● **STATED EXERCISE**
Set down the data below without change, skipping the pictures it holds.

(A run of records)
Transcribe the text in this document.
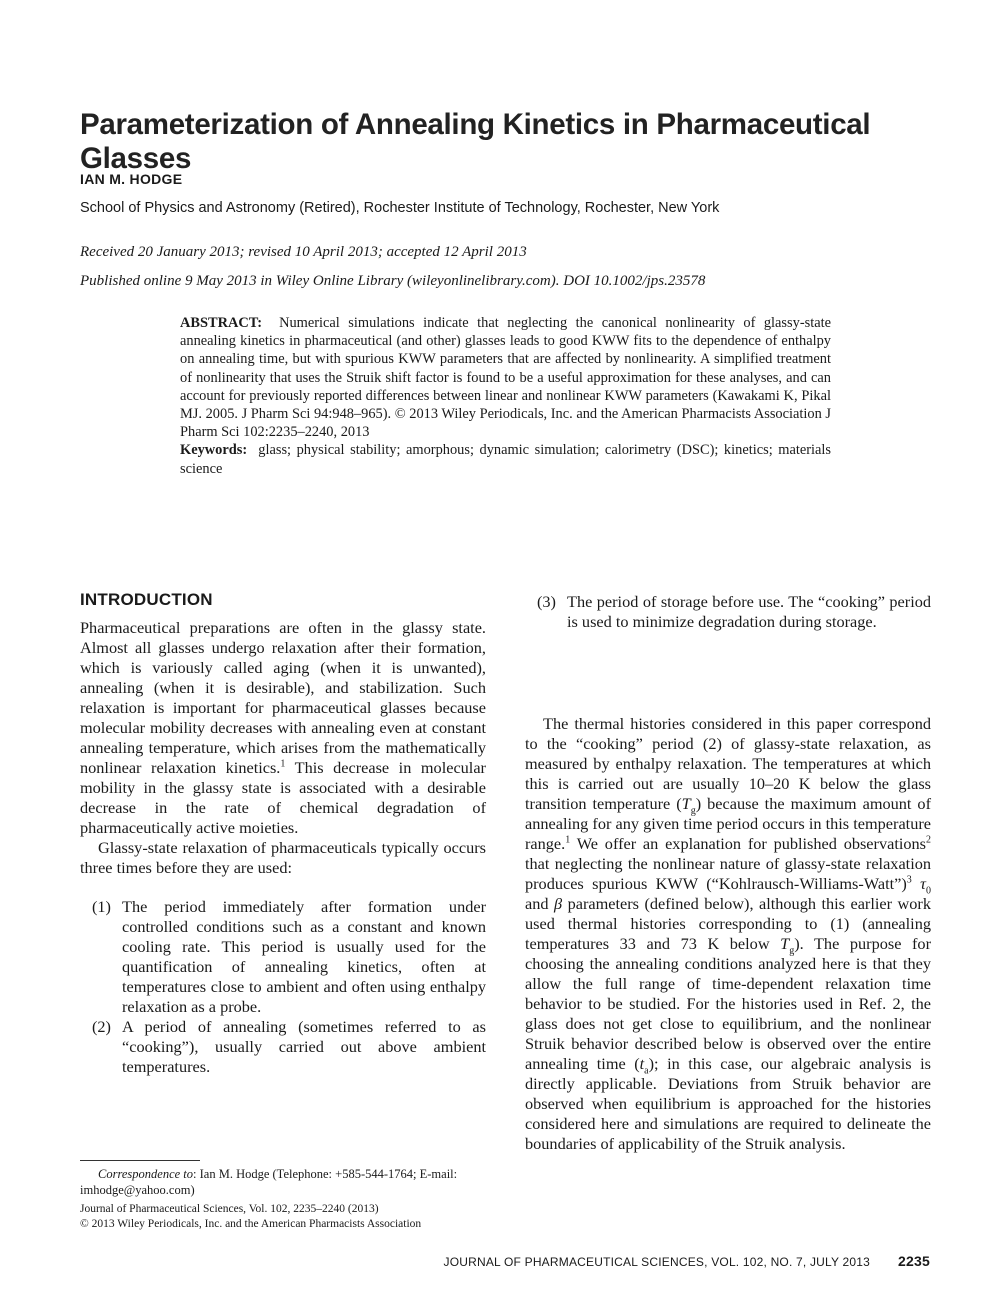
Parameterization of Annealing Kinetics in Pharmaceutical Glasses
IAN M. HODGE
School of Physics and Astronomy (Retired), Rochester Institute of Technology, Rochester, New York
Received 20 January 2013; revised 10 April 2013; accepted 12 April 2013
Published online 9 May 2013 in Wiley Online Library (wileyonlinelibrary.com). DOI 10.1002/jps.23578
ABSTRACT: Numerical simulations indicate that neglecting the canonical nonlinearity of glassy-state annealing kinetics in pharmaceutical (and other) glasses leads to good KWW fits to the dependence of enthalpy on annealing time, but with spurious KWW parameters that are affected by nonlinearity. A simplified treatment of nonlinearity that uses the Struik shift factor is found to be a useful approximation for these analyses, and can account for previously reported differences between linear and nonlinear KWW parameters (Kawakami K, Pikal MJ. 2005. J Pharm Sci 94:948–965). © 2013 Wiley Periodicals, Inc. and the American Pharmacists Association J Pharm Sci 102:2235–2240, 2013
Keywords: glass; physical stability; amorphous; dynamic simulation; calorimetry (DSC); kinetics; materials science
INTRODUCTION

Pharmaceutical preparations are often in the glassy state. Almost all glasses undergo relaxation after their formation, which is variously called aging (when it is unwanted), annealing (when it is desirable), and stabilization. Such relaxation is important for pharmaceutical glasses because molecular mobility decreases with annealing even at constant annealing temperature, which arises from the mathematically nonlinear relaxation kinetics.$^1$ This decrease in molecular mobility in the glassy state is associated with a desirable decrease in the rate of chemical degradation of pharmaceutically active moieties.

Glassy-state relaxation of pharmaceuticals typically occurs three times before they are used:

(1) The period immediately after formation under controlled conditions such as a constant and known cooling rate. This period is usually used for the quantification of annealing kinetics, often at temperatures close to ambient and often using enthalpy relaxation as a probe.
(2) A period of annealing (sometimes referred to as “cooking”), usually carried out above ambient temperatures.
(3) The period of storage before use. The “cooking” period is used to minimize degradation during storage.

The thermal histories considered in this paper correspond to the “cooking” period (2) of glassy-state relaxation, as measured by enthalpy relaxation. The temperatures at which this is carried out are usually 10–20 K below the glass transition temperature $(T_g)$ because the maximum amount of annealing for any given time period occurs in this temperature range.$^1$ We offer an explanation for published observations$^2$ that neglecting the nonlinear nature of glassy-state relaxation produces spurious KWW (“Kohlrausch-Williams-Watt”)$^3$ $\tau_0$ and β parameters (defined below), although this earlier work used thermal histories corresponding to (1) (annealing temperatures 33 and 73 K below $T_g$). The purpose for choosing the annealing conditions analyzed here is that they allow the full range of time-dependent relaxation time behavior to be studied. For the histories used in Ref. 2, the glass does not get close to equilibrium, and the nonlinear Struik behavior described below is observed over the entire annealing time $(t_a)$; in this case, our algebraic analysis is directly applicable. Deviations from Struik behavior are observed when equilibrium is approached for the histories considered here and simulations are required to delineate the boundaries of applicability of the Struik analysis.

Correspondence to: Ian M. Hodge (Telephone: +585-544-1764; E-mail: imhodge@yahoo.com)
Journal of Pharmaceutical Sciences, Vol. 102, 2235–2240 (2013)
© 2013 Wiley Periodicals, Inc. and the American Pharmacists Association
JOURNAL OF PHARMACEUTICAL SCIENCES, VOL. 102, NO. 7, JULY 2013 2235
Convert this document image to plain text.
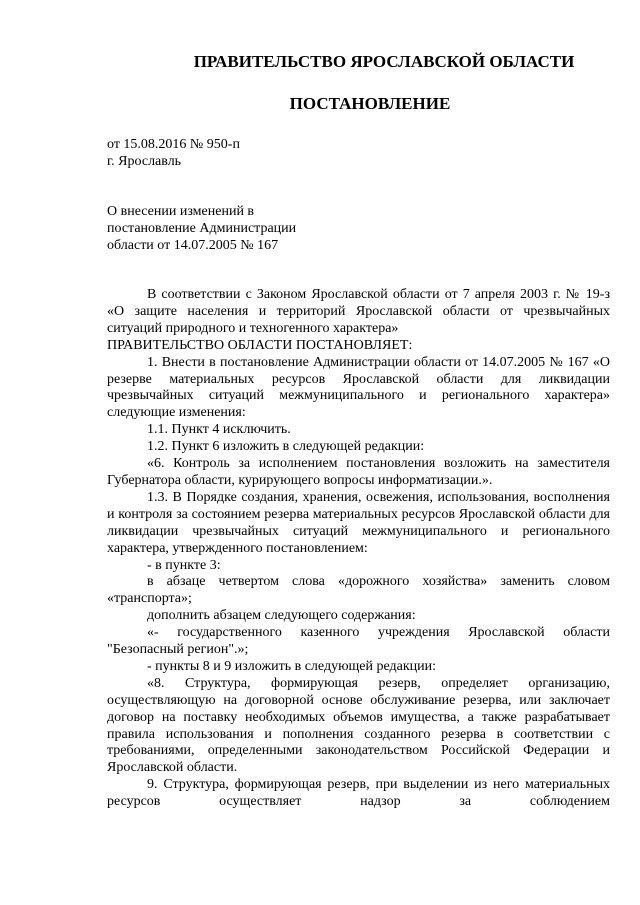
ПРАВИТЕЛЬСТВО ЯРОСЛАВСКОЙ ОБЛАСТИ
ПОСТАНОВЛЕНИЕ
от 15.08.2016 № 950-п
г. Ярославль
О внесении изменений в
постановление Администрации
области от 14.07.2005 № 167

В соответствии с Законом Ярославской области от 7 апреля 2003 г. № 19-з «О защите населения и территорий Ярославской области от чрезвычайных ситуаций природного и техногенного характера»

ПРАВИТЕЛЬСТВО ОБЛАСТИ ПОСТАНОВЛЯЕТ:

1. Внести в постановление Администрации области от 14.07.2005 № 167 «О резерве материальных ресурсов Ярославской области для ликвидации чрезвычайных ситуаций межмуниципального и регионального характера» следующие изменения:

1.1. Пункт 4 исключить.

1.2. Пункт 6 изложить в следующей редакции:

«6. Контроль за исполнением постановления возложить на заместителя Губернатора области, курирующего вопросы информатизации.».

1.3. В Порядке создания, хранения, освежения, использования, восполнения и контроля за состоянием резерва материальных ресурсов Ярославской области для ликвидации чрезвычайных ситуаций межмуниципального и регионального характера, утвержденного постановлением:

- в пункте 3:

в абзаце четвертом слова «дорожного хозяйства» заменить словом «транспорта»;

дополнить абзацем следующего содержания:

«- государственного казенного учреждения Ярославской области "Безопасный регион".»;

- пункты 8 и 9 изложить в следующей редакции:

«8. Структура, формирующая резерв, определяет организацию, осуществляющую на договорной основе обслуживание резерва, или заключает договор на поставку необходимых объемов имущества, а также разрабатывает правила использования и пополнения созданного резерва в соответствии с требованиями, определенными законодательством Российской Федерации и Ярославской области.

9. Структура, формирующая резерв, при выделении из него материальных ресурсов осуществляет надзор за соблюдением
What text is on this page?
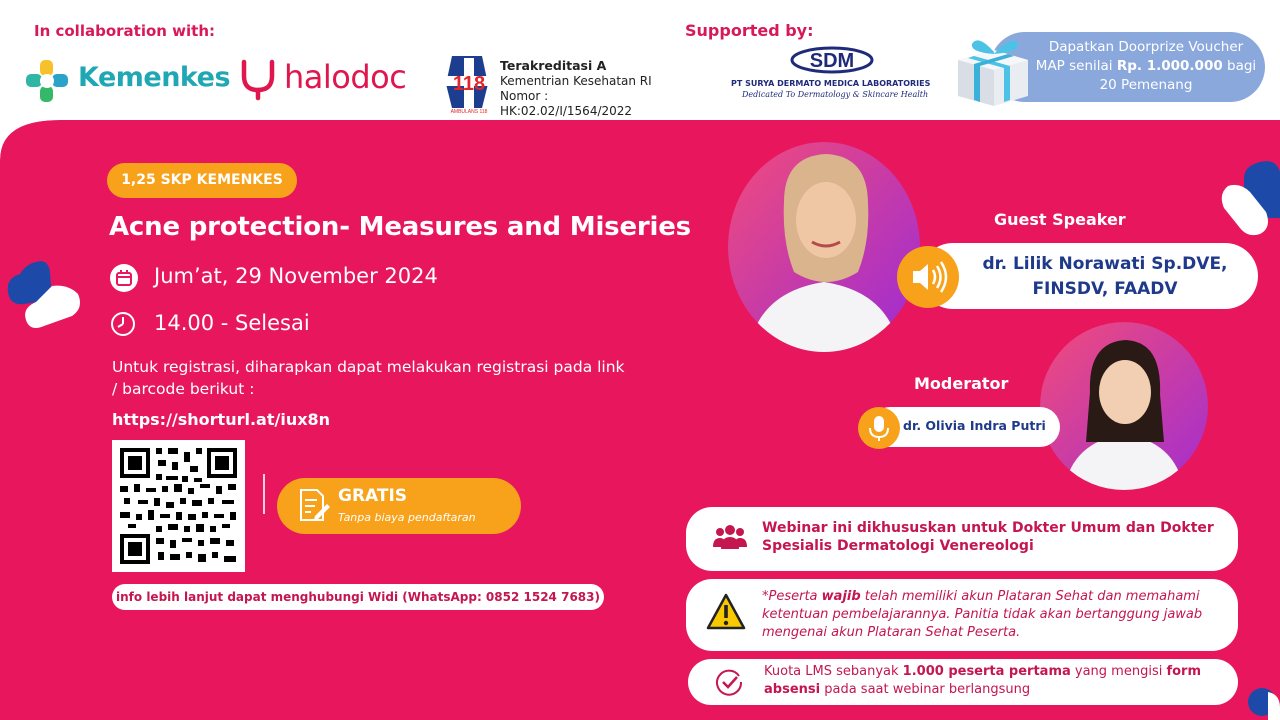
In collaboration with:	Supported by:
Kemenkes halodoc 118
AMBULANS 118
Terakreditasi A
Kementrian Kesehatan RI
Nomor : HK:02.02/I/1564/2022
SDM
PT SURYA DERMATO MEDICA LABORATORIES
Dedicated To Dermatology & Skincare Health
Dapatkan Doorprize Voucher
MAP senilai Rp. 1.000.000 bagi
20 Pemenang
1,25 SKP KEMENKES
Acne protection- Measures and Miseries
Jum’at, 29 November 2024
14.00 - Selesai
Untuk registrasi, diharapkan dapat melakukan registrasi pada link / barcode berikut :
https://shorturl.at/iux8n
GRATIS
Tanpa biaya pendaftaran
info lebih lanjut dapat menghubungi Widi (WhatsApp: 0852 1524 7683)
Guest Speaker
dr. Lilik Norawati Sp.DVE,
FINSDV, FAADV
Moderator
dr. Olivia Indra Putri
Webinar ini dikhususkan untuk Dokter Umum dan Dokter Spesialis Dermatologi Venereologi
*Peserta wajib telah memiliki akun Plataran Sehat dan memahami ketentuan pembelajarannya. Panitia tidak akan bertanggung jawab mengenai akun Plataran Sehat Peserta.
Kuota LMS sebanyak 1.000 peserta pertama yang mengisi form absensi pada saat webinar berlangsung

● **ANSWER TO THE PROBLEM**
Transcribe the text in this document.
Parameterization of Annealing Kinetics in Pharmaceutical Glasses
IAN M. HODGE
School of Physics and Astronomy (Retired), Rochester Institute of Technology, Rochester, New York
Received 20 January 2013; revised 10 April 2013; accepted 12 April 2013
Published online 9 May 2013 in Wiley Online Library (wileyonlinelibrary.com). DOI 10.1002/jps.23578
ABSTRACT: Numerical simulations indicate that neglecting the canonical nonlinearity of glassy-state annealing kinetics in pharmaceutical (and other) glasses leads to good KWW fits to the dependence of enthalpy on annealing time, but with spurious KWW parameters that are affected by nonlinearity. A simplified treatment of nonlinearity that uses the Struik shift factor is found to be a useful approximation for these analyses, and can account for previously reported differences between linear and nonlinear KWW parameters (Kawakami K, Pikal MJ. 2005. J Pharm Sci 94:948–965). © 2013 Wiley Periodicals, Inc. and the American Pharmacists Association J Pharm Sci 102:2235–2240, 2013
Keywords: glass; physical stability; amorphous; dynamic simulation; calorimetry (DSC); kinetics; materials science
INTRODUCTION

Pharmaceutical preparations are often in the glassy state. Almost all glasses undergo relaxation after their formation, which is variously called aging (when it is unwanted), annealing (when it is desirable), and stabilization. Such relaxation is important for pharmaceutical glasses because molecular mobility decreases with annealing even at constant annealing temperature, which arises from the mathematically nonlinear relaxation kinetics.$^1$ This decrease in molecular mobility in the glassy state is associated with a desirable decrease in the rate of chemical degradation of pharmaceutically active moieties.

Glassy-state relaxation of pharmaceuticals typically occurs three times before they are used:

(1) The period immediately after formation under controlled conditions such as a constant and known cooling rate. This period is usually used for the quantification of annealing kinetics, often at temperatures close to ambient and often using enthalpy relaxation as a probe.
(2) A period of annealing (sometimes referred to as “cooking”), usually carried out above ambient temperatures.
(3) The period of storage before use. The “cooking” period is used to minimize degradation during storage.

The thermal histories considered in this paper correspond to the “cooking” period (2) of glassy-state relaxation, as measured by enthalpy relaxation. The temperatures at which this is carried out are usually 10–20 K below the glass transition temperature $(T_g)$ because the maximum amount of annealing for any given time period occurs in this temperature range.$^1$ We offer an explanation for published observations$^2$ that neglecting the nonlinear nature of glassy-state relaxation produces spurious KWW (“Kohlrausch-Williams-Watt”)$^3$ $\tau_0$ and β parameters (defined below), although this earlier work used thermal histories corresponding to (1) (annealing temperatures 33 and 73 K below $T_g$). The purpose for choosing the annealing conditions analyzed here is that they allow the full range of time-dependent relaxation time behavior to be studied. For the histories used in Ref. 2, the glass does not get close to equilibrium, and the nonlinear Struik behavior described below is observed over the entire annealing time $(t_a)$; in this case, our algebraic analysis is directly applicable. Deviations from Struik behavior are observed when equilibrium is approached for the histories considered here and simulations are required to delineate the boundaries of applicability of the Struik analysis.

Correspondence to: Ian M. Hodge (Telephone: +585-544-1764; E-mail: imhodge@yahoo.com)
Journal of Pharmaceutical Sciences, Vol. 102, 2235–2240 (2013)
© 2013 Wiley Periodicals, Inc. and the American Pharmacists Association
JOURNAL OF PHARMACEUTICAL SCIENCES, VOL. 102, NO. 7, JULY 2013 2235
Convert this document image to plain text.
ПРАВИТЕЛЬСТВО ЯРОСЛАВСКОЙ ОБЛАСТИ
ПОСТАНОВЛЕНИЕ
от 15.08.2016 № 950-п
г. Ярославль
О внесении изменений в
постановление Администрации
области от 14.07.2005 № 167

В соответствии с Законом Ярославской области от 7 апреля 2003 г. № 19-з «О защите населения и территорий Ярославской области от чрезвычайных ситуаций природного и техногенного характера»

ПРАВИТЕЛЬСТВО ОБЛАСТИ ПОСТАНОВЛЯЕТ:

1. Внести в постановление Администрации области от 14.07.2005 № 167 «О резерве материальных ресурсов Ярославской области для ликвидации чрезвычайных ситуаций межмуниципального и регионального характера» следующие изменения:

1.1. Пункт 4 исключить.

1.2. Пункт 6 изложить в следующей редакции:

«6. Контроль за исполнением постановления возложить на заместителя Губернатора области, курирующего вопросы информатизации.».

1.3. В Порядке создания, хранения, освежения, использования, восполнения и контроля за состоянием резерва материальных ресурсов Ярославской области для ликвидации чрезвычайных ситуаций межмуниципального и регионального характера, утвержденного постановлением:

- в пункте 3:

в абзаце четвертом слова «дорожного хозяйства» заменить словом «транспорта»;

дополнить абзацем следующего содержания:

«- государственного казенного учреждения Ярославской области "Безопасный регион".»;

- пункты 8 и 9 изложить в следующей редакции:

«8. Структура, формирующая резерв, определяет организацию, осуществляющую на договорной основе обслуживание резерва, или заключает договор на поставку необходимых объемов имущества, а также разрабатывает правила использования и пополнения созданного резерва в соответствии с требованиями, определенными законодательством Российской Федерации и Ярославской области.

9. Структура, формирующая резерв, при выделении из него материальных ресурсов осуществляет надзор за соблюдением
What text is on this page?
In collaboration with:	Supported by:
Kemenkes halodoc 118
AMBULANS 118
Terakreditasi A
Kementrian Kesehatan RI
Nomor : HK:02.02/I/1564/2022
SDM
PT SURYA DERMATO MEDICA LABORATORIES
Dedicated To Dermatology & Skincare Health
Dapatkan Doorprize Voucher
MAP senilai Rp. 1.000.000 bagi
20 Pemenang
1,25 SKP KEMENKES
Acne protection- Measures and Miseries
Jum’at, 29 November 2024
14.00 - Selesai
Untuk registrasi, diharapkan dapat melakukan registrasi pada link / barcode berikut :
https://shorturl.at/iux8n
GRATIS
Tanpa biaya pendaftaran
info lebih lanjut dapat menghubungi Widi (WhatsApp: 0852 1524 7683)
Guest Speaker
dr. Lilik Norawati Sp.DVE,
FINSDV, FAADV
Moderator
dr. Olivia Indra Putri
Webinar ini dikhususkan untuk Dokter Umum dan Dokter Spesialis Dermatologi Venereologi
*Peserta wajib telah memiliki akun Plataran Sehat dan memahami ketentuan pembelajarannya. Panitia tidak akan bertanggung jawab mengenai akun Plataran Sehat Peserta.
Kuota LMS sebanyak 1.000 peserta pertama yang mengisi form absensi pada saat webinar berlangsung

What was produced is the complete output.